▶ **Problem to work on**
Transcribe every entry word for word, leaving out all images.

▶ **Entries**
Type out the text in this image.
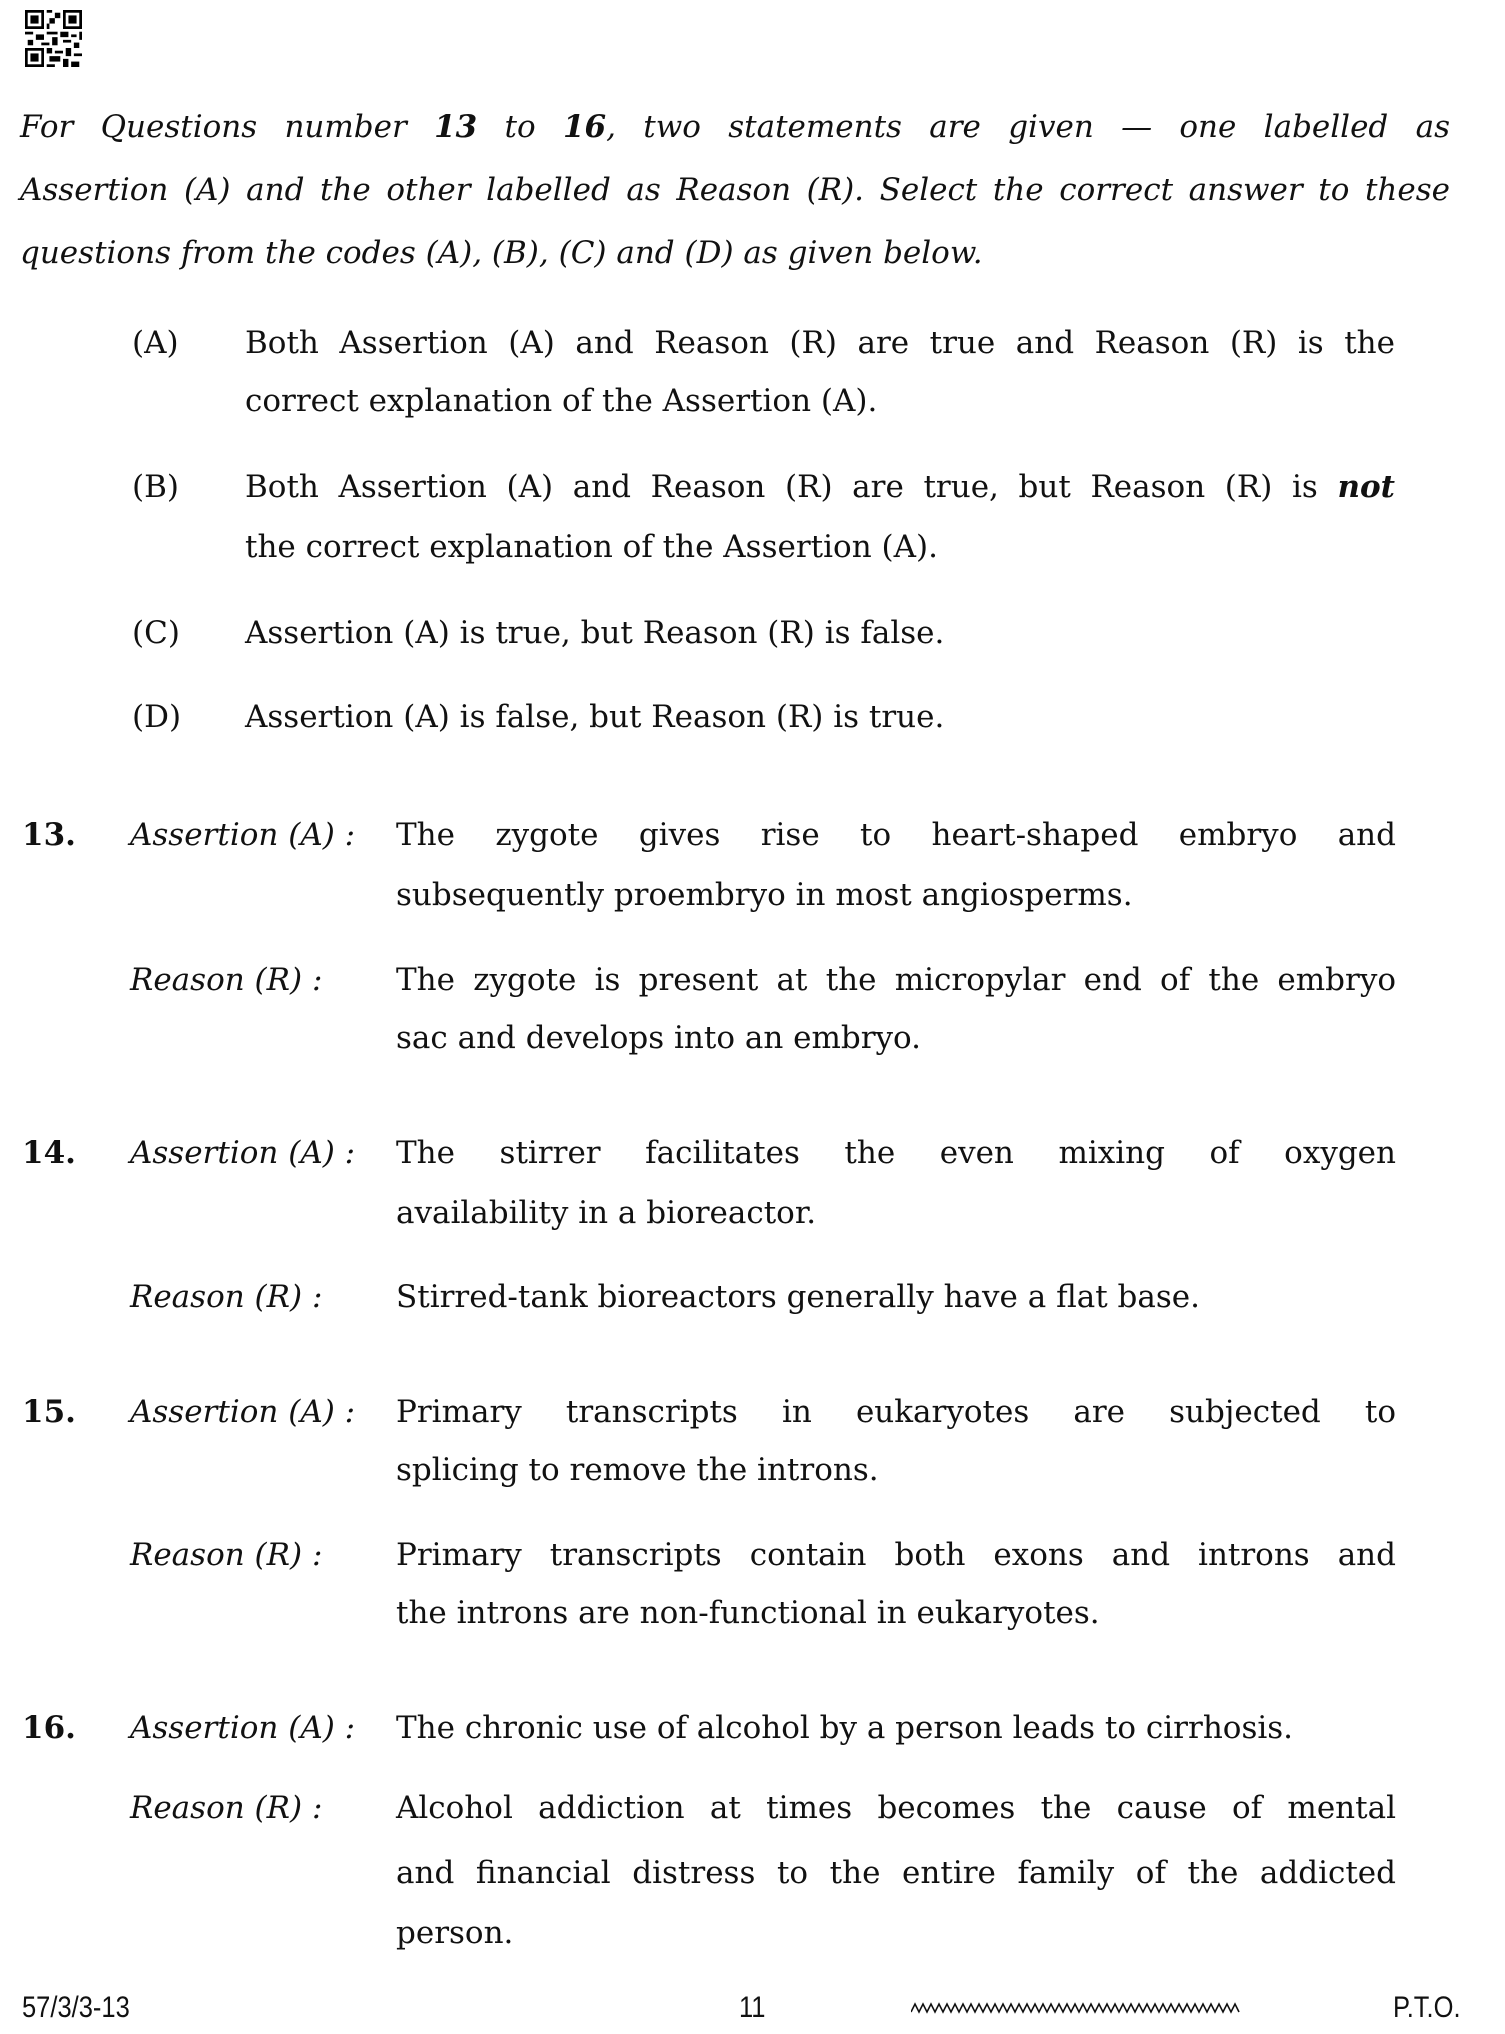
For Questions number 13 to 16, two statements are given — one labelled as
Assertion (A) and the other labelled as Reason (R). Select the correct answer to these
questions from the codes (A), (B), (C) and (D) as given below.
(A) Both Assertion (A) and Reason (R) are true and Reason (R) is the
correct explanation of the Assertion (A).
(B) Both Assertion (A) and Reason (R) are true, but Reason (R) is not
the correct explanation of the Assertion (A).
(C) Assertion (A) is true, but Reason (R) is false.
(D) Assertion (A) is false, but Reason (R) is true.
13. Assertion (A) : The zygote gives rise to heart-shaped embryo and
subsequently proembryo in most angiosperms.
Reason (R) : The zygote is present at the micropylar end of the embryo
sac and develops into an embryo.
14. Assertion (A) : The stirrer facilitates the even mixing of oxygen
availability in a bioreactor.
Reason (R) : Stirred-tank bioreactors generally have a flat base.
15. Assertion (A) : Primary transcripts in eukaryotes are subjected to
splicing to remove the introns.
Reason (R) : Primary transcripts contain both exons and introns and
the introns are non-functional in eukaryotes.
16. Assertion (A) : The chronic use of alcohol by a person leads to cirrhosis.
Reason (R) : Alcohol addiction at times becomes the cause of mental
and financial distress to the entire family of the addicted
person.
57/3/3-13	11	P.T.O.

▶ **Problem solution**
Type out the text in this image.
For Questions number 13 to 16, two statements are given — one labelled as
Assertion (A) and the other labelled as Reason (R). Select the correct answer to these
questions from the codes (A), (B), (C) and (D) as given below.
(A) Both Assertion (A) and Reason (R) are true and Reason (R) is the
correct explanation of the Assertion (A).
(B) Both Assertion (A) and Reason (R) are true, but Reason (R) is not
the correct explanation of the Assertion (A).
(C) Assertion (A) is true, but Reason (R) is false.
(D) Assertion (A) is false, but Reason (R) is true.
13. Assertion (A) : The zygote gives rise to heart-shaped embryo and
subsequently proembryo in most angiosperms.
Reason (R) : The zygote is present at the micropylar end of the embryo
sac and develops into an embryo.
14. Assertion (A) : The stirrer facilitates the even mixing of oxygen
availability in a bioreactor.
Reason (R) : Stirred-tank bioreactors generally have a flat base.
15. Assertion (A) : Primary transcripts in eukaryotes are subjected to
splicing to remove the introns.
Reason (R) : Primary transcripts contain both exons and introns and
the introns are non-functional in eukaryotes.
16. Assertion (A) : The chronic use of alcohol by a person leads to cirrhosis.
Reason (R) : Alcohol addiction at times becomes the cause of mental
and financial distress to the entire family of the addicted
person.
57/3/3-13	11	P.T.O.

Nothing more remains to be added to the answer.